Task description: Count every line below in which "this" occurs, then give only the count.

Dataset records:
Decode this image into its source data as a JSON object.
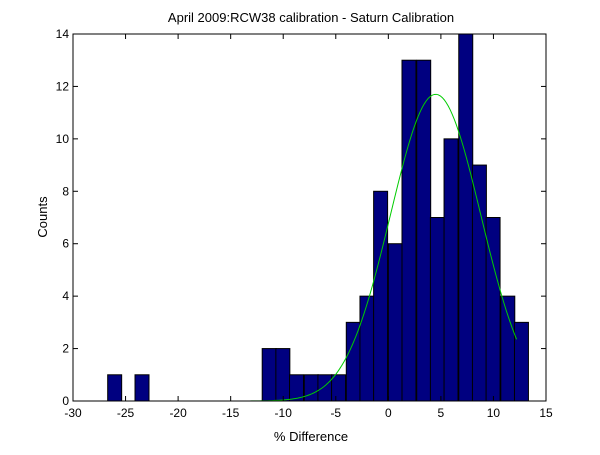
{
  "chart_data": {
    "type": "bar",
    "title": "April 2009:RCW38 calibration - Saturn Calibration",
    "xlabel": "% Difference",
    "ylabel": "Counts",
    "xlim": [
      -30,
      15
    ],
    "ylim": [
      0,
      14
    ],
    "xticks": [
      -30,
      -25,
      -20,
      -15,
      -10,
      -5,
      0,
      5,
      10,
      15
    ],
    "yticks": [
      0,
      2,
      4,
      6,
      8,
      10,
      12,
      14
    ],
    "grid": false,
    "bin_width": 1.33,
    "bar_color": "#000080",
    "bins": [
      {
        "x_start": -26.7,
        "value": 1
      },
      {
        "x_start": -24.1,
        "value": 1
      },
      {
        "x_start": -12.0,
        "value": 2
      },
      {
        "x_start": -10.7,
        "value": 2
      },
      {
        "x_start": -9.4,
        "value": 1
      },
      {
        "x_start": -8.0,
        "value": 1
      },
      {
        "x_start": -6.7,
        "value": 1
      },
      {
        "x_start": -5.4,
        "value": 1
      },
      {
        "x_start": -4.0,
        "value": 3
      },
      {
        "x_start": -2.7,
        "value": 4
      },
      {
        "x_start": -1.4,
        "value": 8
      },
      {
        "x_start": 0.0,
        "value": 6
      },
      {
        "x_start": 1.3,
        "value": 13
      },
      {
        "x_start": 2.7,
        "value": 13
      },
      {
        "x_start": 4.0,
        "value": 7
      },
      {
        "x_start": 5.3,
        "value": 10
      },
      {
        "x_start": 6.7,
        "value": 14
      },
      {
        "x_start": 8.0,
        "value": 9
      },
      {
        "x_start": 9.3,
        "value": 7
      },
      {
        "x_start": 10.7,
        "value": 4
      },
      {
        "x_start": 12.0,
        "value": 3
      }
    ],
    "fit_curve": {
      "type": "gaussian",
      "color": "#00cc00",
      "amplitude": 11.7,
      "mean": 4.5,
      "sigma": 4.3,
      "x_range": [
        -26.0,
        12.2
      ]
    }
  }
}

---

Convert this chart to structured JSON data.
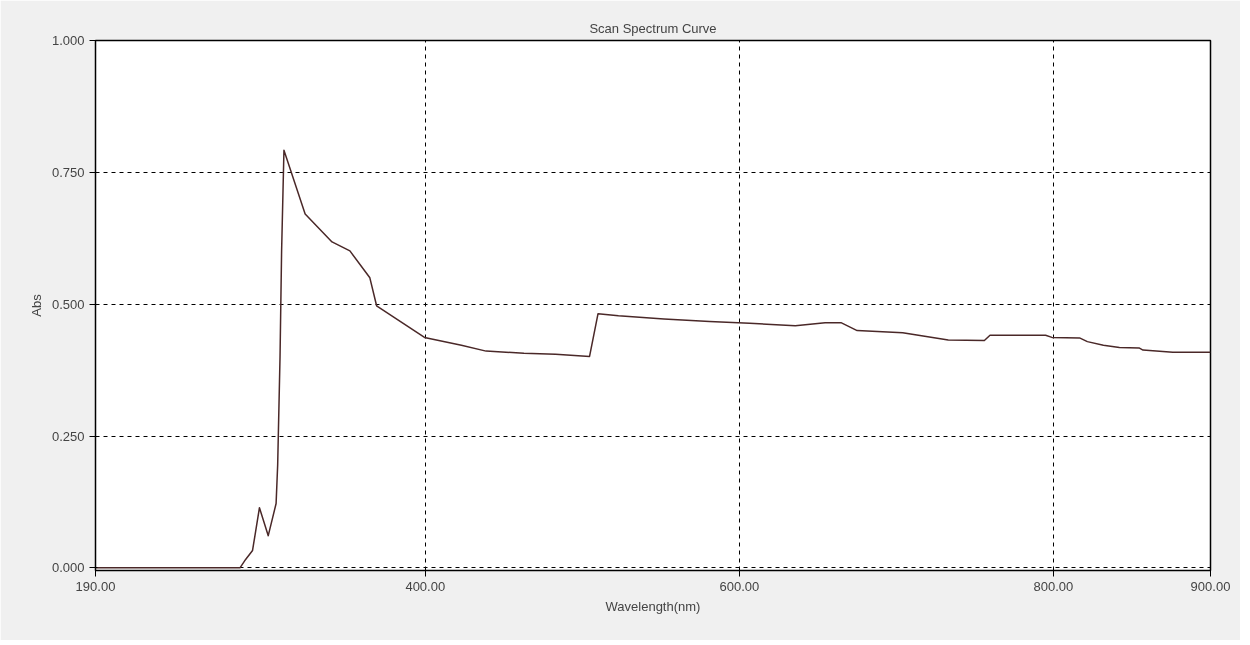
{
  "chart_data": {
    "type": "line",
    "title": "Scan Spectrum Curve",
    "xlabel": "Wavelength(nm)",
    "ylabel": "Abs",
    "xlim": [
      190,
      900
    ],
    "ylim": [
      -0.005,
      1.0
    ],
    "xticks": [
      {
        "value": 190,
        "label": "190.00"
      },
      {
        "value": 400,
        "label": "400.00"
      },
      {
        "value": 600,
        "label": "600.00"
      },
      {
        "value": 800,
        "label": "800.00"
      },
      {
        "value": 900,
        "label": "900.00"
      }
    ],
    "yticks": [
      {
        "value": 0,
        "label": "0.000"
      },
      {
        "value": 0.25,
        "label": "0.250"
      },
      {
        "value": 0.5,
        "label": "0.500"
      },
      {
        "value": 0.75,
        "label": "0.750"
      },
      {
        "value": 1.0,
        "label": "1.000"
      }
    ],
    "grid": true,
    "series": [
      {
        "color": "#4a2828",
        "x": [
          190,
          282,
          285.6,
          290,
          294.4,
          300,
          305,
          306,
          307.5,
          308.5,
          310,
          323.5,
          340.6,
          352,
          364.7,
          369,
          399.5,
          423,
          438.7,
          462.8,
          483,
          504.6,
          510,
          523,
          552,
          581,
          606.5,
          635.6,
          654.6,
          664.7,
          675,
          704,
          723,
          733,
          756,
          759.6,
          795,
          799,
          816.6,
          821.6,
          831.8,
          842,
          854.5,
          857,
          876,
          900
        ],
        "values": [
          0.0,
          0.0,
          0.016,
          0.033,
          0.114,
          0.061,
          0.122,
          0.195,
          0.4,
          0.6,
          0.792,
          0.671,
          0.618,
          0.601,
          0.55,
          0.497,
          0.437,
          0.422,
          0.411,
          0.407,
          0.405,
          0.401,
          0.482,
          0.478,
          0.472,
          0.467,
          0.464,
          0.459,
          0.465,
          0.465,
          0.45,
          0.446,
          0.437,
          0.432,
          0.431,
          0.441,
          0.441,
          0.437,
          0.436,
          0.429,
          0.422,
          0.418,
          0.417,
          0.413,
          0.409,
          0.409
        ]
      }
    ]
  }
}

Finished answer: 2